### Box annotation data
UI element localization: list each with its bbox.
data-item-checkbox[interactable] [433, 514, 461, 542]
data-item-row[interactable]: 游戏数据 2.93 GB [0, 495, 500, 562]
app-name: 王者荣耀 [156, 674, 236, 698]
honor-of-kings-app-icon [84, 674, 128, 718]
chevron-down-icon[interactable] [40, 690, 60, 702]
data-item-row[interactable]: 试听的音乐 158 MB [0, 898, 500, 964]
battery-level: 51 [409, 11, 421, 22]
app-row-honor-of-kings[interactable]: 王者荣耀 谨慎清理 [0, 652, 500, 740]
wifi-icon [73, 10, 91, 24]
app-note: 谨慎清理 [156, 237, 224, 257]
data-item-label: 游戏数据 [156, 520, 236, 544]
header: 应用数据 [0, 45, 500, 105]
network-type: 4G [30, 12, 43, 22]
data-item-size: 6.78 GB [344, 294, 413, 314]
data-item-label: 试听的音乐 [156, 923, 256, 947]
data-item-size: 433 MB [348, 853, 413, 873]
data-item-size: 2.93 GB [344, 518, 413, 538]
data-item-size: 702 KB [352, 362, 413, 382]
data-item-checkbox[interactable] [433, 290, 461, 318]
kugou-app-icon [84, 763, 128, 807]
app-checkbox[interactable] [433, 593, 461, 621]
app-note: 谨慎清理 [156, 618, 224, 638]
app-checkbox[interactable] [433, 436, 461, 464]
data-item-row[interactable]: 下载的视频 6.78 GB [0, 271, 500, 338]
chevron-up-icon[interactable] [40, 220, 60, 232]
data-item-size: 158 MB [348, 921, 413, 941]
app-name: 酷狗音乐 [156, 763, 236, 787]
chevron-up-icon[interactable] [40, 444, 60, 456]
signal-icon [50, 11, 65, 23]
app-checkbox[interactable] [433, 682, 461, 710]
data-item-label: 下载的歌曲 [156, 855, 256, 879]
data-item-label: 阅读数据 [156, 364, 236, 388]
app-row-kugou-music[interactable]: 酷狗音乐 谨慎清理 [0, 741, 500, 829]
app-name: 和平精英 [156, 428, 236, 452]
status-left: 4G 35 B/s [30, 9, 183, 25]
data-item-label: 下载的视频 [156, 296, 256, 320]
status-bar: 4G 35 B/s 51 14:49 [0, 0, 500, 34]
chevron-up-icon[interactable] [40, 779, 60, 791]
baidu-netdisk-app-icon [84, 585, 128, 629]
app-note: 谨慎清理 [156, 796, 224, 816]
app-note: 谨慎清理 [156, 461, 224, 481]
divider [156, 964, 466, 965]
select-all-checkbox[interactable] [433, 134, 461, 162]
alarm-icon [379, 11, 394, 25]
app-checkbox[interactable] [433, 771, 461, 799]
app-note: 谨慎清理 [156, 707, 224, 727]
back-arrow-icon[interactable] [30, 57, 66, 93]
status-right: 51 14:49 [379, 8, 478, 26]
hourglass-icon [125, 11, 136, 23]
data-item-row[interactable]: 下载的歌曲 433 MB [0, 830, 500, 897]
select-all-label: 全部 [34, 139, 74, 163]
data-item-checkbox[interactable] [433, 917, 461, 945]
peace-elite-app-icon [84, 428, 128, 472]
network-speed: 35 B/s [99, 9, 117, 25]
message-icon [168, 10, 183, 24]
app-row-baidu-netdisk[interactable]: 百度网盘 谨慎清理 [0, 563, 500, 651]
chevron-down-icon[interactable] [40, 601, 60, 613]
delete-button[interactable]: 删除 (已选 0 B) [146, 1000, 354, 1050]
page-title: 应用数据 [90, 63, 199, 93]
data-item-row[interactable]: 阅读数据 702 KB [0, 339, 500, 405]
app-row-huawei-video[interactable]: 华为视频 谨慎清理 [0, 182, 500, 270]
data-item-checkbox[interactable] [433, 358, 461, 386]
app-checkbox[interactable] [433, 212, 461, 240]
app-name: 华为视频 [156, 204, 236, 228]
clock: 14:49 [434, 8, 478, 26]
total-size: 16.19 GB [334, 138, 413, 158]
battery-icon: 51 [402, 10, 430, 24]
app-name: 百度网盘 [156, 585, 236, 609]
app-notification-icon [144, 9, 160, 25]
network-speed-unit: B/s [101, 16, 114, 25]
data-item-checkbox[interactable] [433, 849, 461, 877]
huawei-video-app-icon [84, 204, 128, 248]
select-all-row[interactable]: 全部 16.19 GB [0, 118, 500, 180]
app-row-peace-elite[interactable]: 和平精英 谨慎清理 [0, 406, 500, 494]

### EXERCISE PROMPT
Reproduce the data above line for line, without changing anything.

### OUTPUT
UI element localization: list each with its bbox.
data-item-checkbox[interactable] [433, 514, 461, 542]
data-item-row[interactable]: 游戏数据 2.93 GB [0, 495, 500, 562]
app-name: 王者荣耀 [156, 674, 236, 698]
honor-of-kings-app-icon [84, 674, 128, 718]
chevron-down-icon[interactable] [40, 690, 60, 702]
data-item-row[interactable]: 试听的音乐 158 MB [0, 898, 500, 964]
battery-level: 51 [409, 11, 421, 22]
app-row-honor-of-kings[interactable]: 王者荣耀 谨慎清理 [0, 652, 500, 740]
wifi-icon [73, 10, 91, 24]
app-note: 谨慎清理 [156, 237, 224, 257]
data-item-label: 游戏数据 [156, 520, 236, 544]
header: 应用数据 [0, 45, 500, 105]
network-type: 4G [30, 12, 43, 22]
data-item-size: 6.78 GB [344, 294, 413, 314]
data-item-label: 试听的音乐 [156, 923, 256, 947]
data-item-size: 433 MB [348, 853, 413, 873]
data-item-size: 2.93 GB [344, 518, 413, 538]
data-item-size: 702 KB [352, 362, 413, 382]
data-item-checkbox[interactable] [433, 290, 461, 318]
kugou-app-icon [84, 763, 128, 807]
app-checkbox[interactable] [433, 593, 461, 621]
app-note: 谨慎清理 [156, 618, 224, 638]
app-checkbox[interactable] [433, 436, 461, 464]
data-item-row[interactable]: 下载的视频 6.78 GB [0, 271, 500, 338]
chevron-up-icon[interactable] [40, 220, 60, 232]
data-item-size: 158 MB [348, 921, 413, 941]
app-name: 酷狗音乐 [156, 763, 236, 787]
chevron-up-icon[interactable] [40, 444, 60, 456]
signal-icon [50, 11, 65, 23]
app-checkbox[interactable] [433, 682, 461, 710]
data-item-label: 下载的歌曲 [156, 855, 256, 879]
data-item-label: 阅读数据 [156, 364, 236, 388]
app-row-kugou-music[interactable]: 酷狗音乐 谨慎清理 [0, 741, 500, 829]
app-name: 和平精英 [156, 428, 236, 452]
status-left: 4G 35 B/s [30, 9, 183, 25]
data-item-label: 下载的视频 [156, 296, 256, 320]
status-bar: 4G 35 B/s 51 14:49 [0, 0, 500, 34]
chevron-up-icon[interactable] [40, 779, 60, 791]
baidu-netdisk-app-icon [84, 585, 128, 629]
app-note: 谨慎清理 [156, 796, 224, 816]
app-note: 谨慎清理 [156, 461, 224, 481]
divider [156, 964, 466, 965]
select-all-checkbox[interactable] [433, 134, 461, 162]
alarm-icon [379, 11, 394, 25]
app-checkbox[interactable] [433, 771, 461, 799]
app-note: 谨慎清理 [156, 707, 224, 727]
back-arrow-icon[interactable] [30, 57, 66, 93]
status-right: 51 14:49 [379, 8, 478, 26]
hourglass-icon [125, 11, 136, 23]
data-item-row[interactable]: 下载的歌曲 433 MB [0, 830, 500, 897]
select-all-label: 全部 [34, 139, 74, 163]
data-item-checkbox[interactable] [433, 917, 461, 945]
peace-elite-app-icon [84, 428, 128, 472]
network-speed: 35 B/s [99, 9, 117, 25]
message-icon [168, 10, 183, 24]
app-row-baidu-netdisk[interactable]: 百度网盘 谨慎清理 [0, 563, 500, 651]
chevron-down-icon[interactable] [40, 601, 60, 613]
delete-button[interactable]: 删除 (已选 0 B) [146, 1000, 354, 1050]
page-title: 应用数据 [90, 63, 199, 93]
data-item-row[interactable]: 阅读数据 702 KB [0, 339, 500, 405]
app-row-huawei-video[interactable]: 华为视频 谨慎清理 [0, 182, 500, 270]
data-item-checkbox[interactable] [433, 358, 461, 386]
app-checkbox[interactable] [433, 212, 461, 240]
app-name: 华为视频 [156, 204, 236, 228]
clock: 14:49 [434, 8, 478, 26]
total-size: 16.19 GB [334, 138, 413, 158]
battery-icon: 51 [402, 10, 430, 24]
app-name: 百度网盘 [156, 585, 236, 609]
app-notification-icon [144, 9, 160, 25]
network-speed-unit: B/s [101, 16, 114, 25]
data-item-checkbox[interactable] [433, 849, 461, 877]
huawei-video-app-icon [84, 204, 128, 248]
select-all-row[interactable]: 全部 16.19 GB [0, 118, 500, 180]
app-row-peace-elite[interactable]: 和平精英 谨慎清理 [0, 406, 500, 494]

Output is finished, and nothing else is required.